Collect every line of the records below that contains the word "this".

Data entries:
■ ■ ■ ■ ■

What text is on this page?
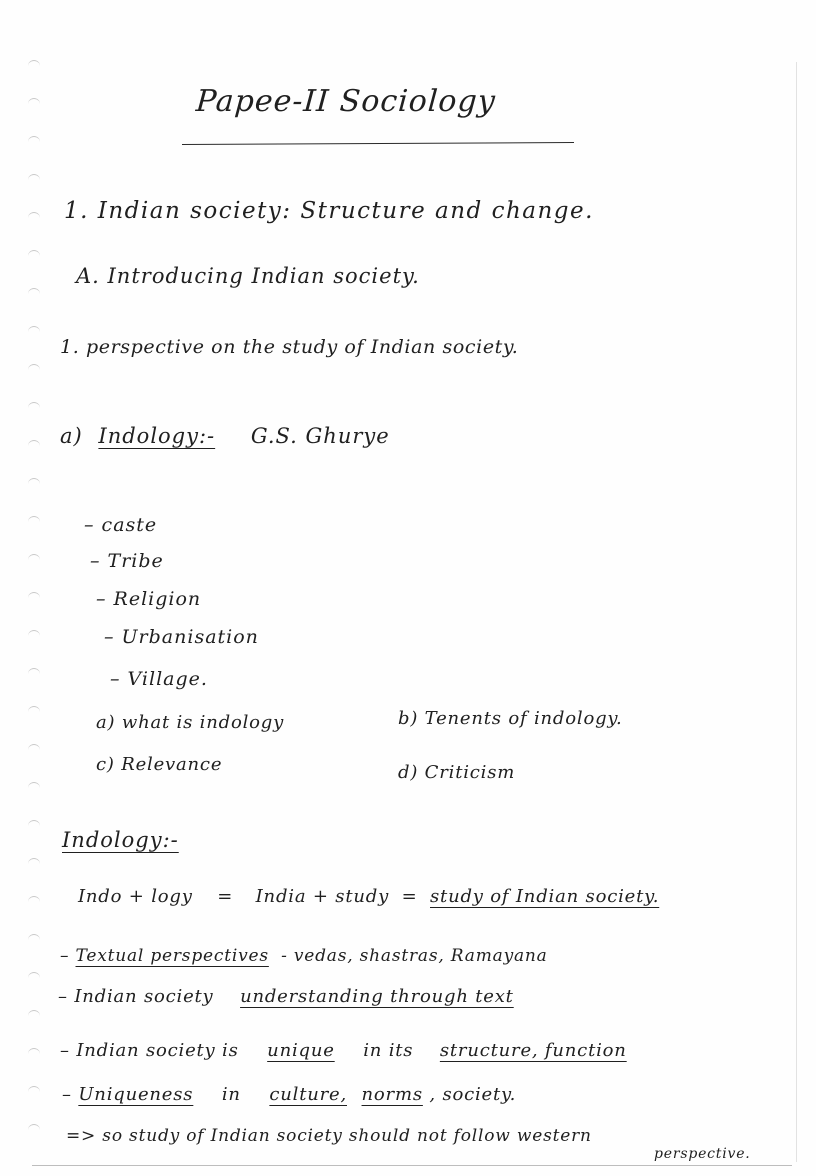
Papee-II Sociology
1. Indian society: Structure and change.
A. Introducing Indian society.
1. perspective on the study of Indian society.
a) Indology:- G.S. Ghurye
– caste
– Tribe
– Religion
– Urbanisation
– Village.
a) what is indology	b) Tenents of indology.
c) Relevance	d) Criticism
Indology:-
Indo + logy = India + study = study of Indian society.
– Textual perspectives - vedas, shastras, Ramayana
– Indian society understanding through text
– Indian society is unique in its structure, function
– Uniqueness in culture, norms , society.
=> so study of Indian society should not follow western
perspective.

■ ■ ■ ■ ■

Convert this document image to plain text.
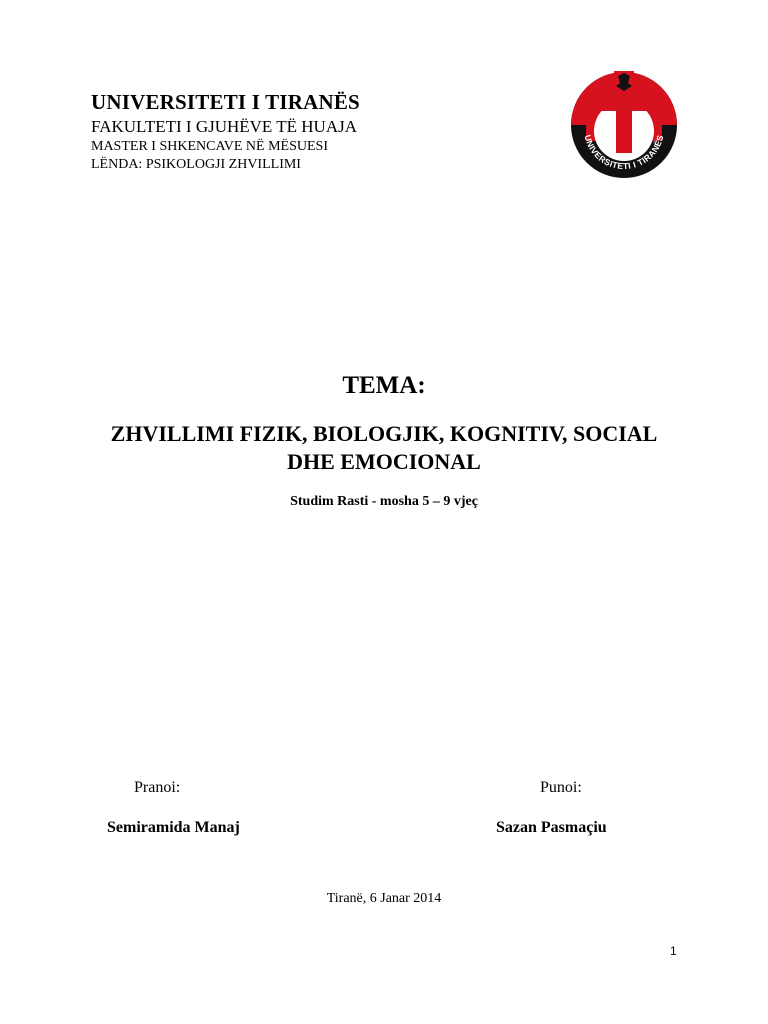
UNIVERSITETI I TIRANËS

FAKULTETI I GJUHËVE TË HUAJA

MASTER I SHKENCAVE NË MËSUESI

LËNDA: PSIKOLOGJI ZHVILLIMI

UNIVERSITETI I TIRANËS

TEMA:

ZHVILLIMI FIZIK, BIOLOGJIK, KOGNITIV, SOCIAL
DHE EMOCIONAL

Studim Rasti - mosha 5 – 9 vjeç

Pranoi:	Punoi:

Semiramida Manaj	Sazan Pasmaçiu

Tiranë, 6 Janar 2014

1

■ ■ ■ ■ ■

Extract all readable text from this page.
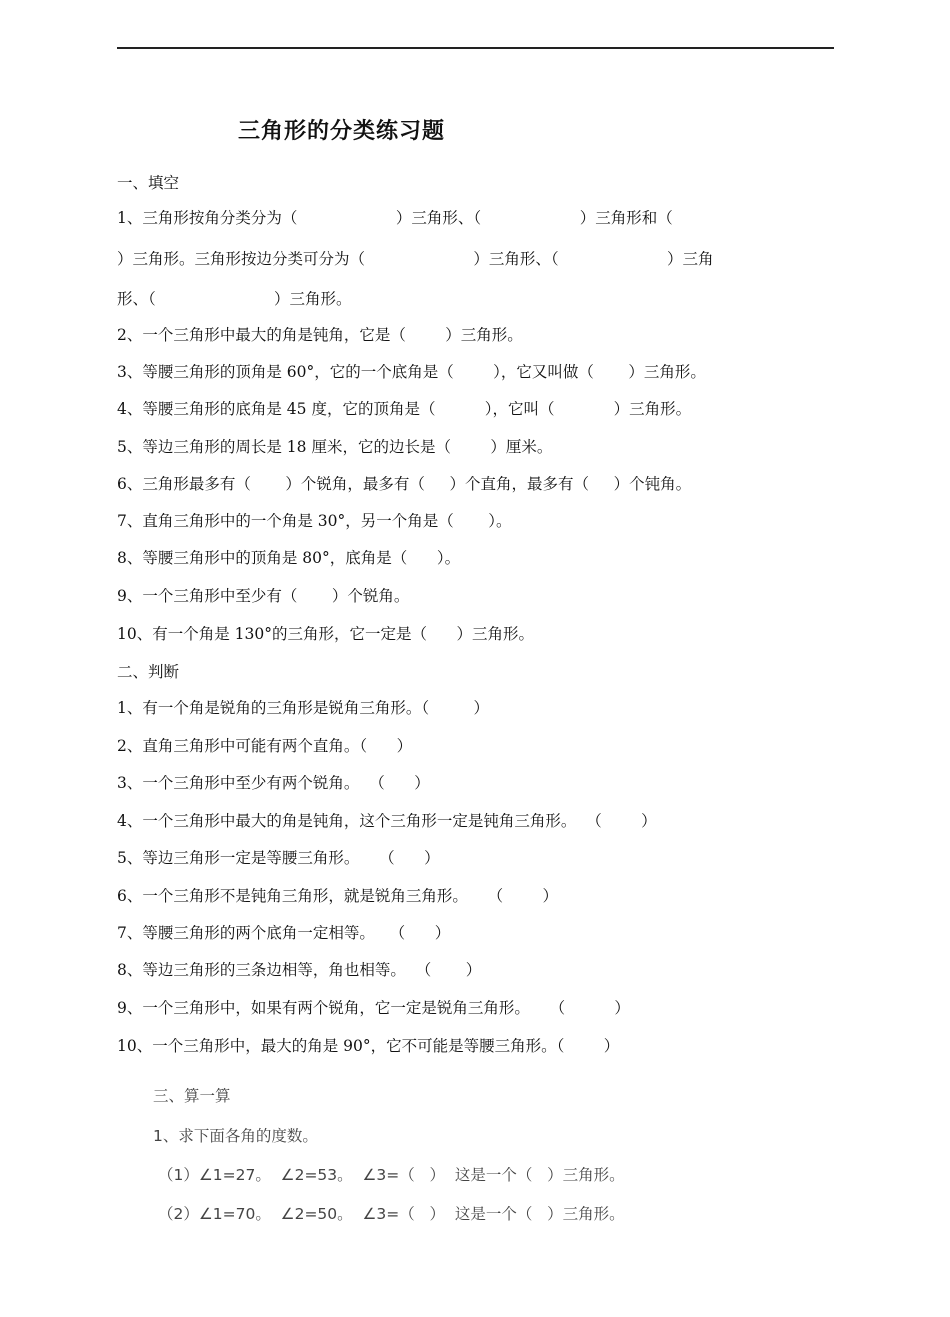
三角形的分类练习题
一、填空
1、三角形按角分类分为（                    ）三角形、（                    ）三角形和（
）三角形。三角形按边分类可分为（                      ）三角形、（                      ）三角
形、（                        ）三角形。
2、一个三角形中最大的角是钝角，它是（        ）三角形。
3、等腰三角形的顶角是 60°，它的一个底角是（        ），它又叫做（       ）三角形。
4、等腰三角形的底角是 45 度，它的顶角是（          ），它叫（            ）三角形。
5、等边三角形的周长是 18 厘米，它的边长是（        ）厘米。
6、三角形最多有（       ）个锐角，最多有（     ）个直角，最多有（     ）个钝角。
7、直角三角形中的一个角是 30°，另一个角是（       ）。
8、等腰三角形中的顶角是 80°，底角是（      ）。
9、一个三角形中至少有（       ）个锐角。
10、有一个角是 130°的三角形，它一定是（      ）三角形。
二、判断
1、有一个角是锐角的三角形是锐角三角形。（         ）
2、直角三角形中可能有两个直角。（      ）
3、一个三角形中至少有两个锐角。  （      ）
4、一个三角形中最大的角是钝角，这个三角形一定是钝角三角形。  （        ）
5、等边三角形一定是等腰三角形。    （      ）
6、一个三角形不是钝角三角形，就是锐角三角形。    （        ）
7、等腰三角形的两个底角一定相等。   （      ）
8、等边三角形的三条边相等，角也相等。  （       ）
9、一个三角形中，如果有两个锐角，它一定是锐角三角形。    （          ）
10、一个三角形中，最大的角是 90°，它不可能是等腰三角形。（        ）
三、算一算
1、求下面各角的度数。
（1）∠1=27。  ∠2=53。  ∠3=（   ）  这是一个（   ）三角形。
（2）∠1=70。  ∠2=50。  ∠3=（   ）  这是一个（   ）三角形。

■ ■ ■ ■ ■

EXERCISE ANSWER:
What text is on this page?
Convert this document image to plain text.
Extract all readable text from this page.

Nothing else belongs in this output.